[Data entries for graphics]
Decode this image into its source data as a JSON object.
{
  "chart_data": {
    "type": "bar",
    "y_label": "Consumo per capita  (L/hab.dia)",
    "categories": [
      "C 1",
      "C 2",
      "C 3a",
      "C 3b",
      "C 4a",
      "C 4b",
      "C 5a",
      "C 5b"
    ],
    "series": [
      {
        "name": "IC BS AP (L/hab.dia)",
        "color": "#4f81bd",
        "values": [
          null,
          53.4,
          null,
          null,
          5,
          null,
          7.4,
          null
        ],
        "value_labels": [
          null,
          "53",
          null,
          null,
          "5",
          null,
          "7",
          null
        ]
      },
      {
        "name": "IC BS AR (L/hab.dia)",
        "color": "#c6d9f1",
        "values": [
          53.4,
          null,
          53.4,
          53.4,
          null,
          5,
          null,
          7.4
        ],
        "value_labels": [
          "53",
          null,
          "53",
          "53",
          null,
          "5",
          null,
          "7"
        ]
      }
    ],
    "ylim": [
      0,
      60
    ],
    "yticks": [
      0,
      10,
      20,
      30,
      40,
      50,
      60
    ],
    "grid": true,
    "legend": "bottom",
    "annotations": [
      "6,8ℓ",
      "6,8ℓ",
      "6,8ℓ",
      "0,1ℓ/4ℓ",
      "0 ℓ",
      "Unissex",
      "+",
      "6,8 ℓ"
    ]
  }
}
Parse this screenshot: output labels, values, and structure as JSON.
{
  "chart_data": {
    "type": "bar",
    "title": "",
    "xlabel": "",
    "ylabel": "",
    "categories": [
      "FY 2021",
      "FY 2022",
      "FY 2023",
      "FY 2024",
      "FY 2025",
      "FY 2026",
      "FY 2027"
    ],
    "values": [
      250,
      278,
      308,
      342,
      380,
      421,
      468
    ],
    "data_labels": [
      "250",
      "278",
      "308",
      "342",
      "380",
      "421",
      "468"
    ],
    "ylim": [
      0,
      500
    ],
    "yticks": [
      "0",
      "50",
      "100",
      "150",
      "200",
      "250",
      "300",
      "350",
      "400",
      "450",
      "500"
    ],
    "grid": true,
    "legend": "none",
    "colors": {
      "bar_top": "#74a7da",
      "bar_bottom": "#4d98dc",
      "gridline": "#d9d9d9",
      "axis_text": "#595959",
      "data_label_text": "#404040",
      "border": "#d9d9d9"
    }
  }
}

Directions for this task
Quote all of the entries verbatim.

Output of the exercise
Decode this image into its source data as a JSON object.
{
  "chart_data": {
    "type": "bar",
    "y_label": "Consumo per capita  (L/hab.dia)",
    "categories": [
      "C 1",
      "C 2",
      "C 3a",
      "C 3b",
      "C 4a",
      "C 4b",
      "C 5a",
      "C 5b"
    ],
    "series": [
      {
        "name": "IC BS AP (L/hab.dia)",
        "color": "#4f81bd",
        "values": [
          null,
          53.4,
          null,
          null,
          5,
          null,
          7.4,
          null
        ],
        "value_labels": [
          null,
          "53",
          null,
          null,
          "5",
          null,
          "7",
          null
        ]
      },
      {
        "name": "IC BS AR (L/hab.dia)",
        "color": "#c6d9f1",
        "values": [
          53.4,
          null,
          53.4,
          53.4,
          null,
          5,
          null,
          7.4
        ],
        "value_labels": [
          "53",
          null,
          "53",
          "53",
          null,
          "5",
          null,
          "7"
        ]
      }
    ],
    "ylim": [
      0,
      60
    ],
    "yticks": [
      0,
      10,
      20,
      30,
      40,
      50,
      60
    ],
    "grid": true,
    "legend": "bottom",
    "annotations": [
      "6,8ℓ",
      "6,8ℓ",
      "6,8ℓ",
      "0,1ℓ/4ℓ",
      "0 ℓ",
      "Unissex",
      "+",
      "6,8 ℓ"
    ]
  }
}
Parse this screenshot: output labels, values, and structure as JSON.
{
  "chart_data": {
    "type": "bar",
    "title": "",
    "xlabel": "",
    "ylabel": "",
    "categories": [
      "FY 2021",
      "FY 2022",
      "FY 2023",
      "FY 2024",
      "FY 2025",
      "FY 2026",
      "FY 2027"
    ],
    "values": [
      250,
      278,
      308,
      342,
      380,
      421,
      468
    ],
    "data_labels": [
      "250",
      "278",
      "308",
      "342",
      "380",
      "421",
      "468"
    ],
    "ylim": [
      0,
      500
    ],
    "yticks": [
      "0",
      "50",
      "100",
      "150",
      "200",
      "250",
      "300",
      "350",
      "400",
      "450",
      "500"
    ],
    "grid": true,
    "legend": "none",
    "colors": {
      "bar_top": "#74a7da",
      "bar_bottom": "#4d98dc",
      "gridline": "#d9d9d9",
      "axis_text": "#595959",
      "data_label_text": "#404040",
      "border": "#d9d9d9"
    }
  }
}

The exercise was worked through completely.